What you will do: Repeat everything in the passage on fluoride and unlicensed medicines from "If unlicensed medicines" down to "drink every day?".

Passage provided:
== Segment start ==

The object of this summit is to crack down on imported counterfeit medicines, which the IMB puts at around 1,500 products, described by Pat O’Mahony, the IMB’s CEO, as unauthorised products. The IMB has stated that identifying these illegal products in the Irish distribution chain is a challenge.

VOICE’s Pocock commented “Why doesn’t the IMB also address itself to the much simpler challenge of doing a spot check on fluoride, an unlicenced product, and subjecting it to proper toxicological testing? VOICE already supplied a sample of this unlicenced product to the IMB last April to facilitate their work on ensuring compliance with the EU Medicines Directive. But no action seems to have been taken, and according to the Irish Expert Body on Fluorides and Health, today about 600 hundred suppliers nationwide are still dispensing this unauthorised medicine into 3 million consumer’s drinking water.”

In another example of the ‘dysfunctional’ health service, the people in Donegal who tested above safe intakes of fluoride earlier this year, reveal serious individual fluoride overload, with seven in ten adults found to have fluoride levels above the safe intake set by the UK Food Standards Agency. The Donegal 'patients' have expressed lack of faith in the health service because it has failed to constructively engage in measuring total fluoride intake by individuals, something promised to the Dáil by Mary Harney over two years ago.

Yet another example of this dysfunctional policy is the ongoing risk to bottle-fed babies, for whom the American Dental Association and the British Fluoridation Society advise that low-fluoride or no fluoride water be used to make up infant formula. Once again the Expert Body is out of step, still recommending tap water containing 0.7 ppm fluoride for use in formula, even though this is almost two hundred times the amount found in breast-milk.

If unlicensed medicines really do constitute a serious problem forinternational regulators, how then can the Irish regulator continue to disregard the unlicensed product in the water we drink every day?

== Segment end ==

Page layout parsing data
== Segment start ==

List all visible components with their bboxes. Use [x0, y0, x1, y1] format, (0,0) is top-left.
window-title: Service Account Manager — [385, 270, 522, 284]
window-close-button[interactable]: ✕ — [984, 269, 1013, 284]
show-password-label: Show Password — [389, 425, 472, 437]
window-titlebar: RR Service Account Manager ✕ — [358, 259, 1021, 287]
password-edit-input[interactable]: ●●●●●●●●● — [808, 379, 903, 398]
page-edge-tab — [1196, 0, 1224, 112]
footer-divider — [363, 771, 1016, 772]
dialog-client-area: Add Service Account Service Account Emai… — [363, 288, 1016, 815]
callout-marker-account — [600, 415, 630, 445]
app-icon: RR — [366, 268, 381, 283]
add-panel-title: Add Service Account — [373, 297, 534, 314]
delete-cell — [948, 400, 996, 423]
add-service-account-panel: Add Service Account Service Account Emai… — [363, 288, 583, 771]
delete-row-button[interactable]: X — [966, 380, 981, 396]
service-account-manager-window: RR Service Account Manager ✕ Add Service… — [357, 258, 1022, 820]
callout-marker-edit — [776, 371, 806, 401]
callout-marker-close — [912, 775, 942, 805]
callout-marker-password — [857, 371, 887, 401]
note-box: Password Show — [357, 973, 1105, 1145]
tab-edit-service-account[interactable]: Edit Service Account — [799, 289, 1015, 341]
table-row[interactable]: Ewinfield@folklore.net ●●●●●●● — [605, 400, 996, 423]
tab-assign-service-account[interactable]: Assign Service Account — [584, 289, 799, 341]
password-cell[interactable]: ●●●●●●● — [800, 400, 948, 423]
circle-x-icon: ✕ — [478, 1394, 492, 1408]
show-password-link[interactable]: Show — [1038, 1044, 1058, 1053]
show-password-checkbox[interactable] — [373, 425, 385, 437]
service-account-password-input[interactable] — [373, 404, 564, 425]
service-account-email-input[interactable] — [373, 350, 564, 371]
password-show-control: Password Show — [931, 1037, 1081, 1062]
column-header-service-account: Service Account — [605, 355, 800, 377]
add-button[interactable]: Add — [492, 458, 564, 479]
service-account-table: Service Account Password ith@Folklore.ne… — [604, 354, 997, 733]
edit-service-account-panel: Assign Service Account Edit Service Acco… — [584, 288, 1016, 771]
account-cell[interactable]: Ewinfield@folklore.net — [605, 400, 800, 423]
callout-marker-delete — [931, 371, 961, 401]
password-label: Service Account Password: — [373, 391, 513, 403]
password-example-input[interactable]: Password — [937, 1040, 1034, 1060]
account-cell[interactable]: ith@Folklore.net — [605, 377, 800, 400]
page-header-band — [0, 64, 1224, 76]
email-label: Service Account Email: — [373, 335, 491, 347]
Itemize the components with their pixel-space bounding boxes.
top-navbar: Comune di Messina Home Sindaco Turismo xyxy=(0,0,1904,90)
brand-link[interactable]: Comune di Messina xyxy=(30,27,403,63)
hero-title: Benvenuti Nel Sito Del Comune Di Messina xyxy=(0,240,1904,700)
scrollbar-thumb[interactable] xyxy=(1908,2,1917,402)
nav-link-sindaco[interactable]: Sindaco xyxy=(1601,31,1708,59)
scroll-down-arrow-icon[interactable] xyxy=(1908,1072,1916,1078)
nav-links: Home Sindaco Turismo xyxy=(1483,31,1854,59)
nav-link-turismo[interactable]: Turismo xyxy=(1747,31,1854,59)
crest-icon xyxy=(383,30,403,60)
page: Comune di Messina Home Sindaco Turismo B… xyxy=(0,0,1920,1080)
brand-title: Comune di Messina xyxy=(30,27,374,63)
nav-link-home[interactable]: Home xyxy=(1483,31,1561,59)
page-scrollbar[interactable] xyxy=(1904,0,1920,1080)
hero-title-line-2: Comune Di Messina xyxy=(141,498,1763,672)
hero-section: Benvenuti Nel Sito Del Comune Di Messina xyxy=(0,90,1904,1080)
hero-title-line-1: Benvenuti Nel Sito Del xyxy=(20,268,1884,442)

== Segment end ==

The completed task:
If unlicensed medicines really do constitute a serious problem forinternational regulators, how then can the Irish regulator continue to disregard the unlicensed product in the water we drink every day?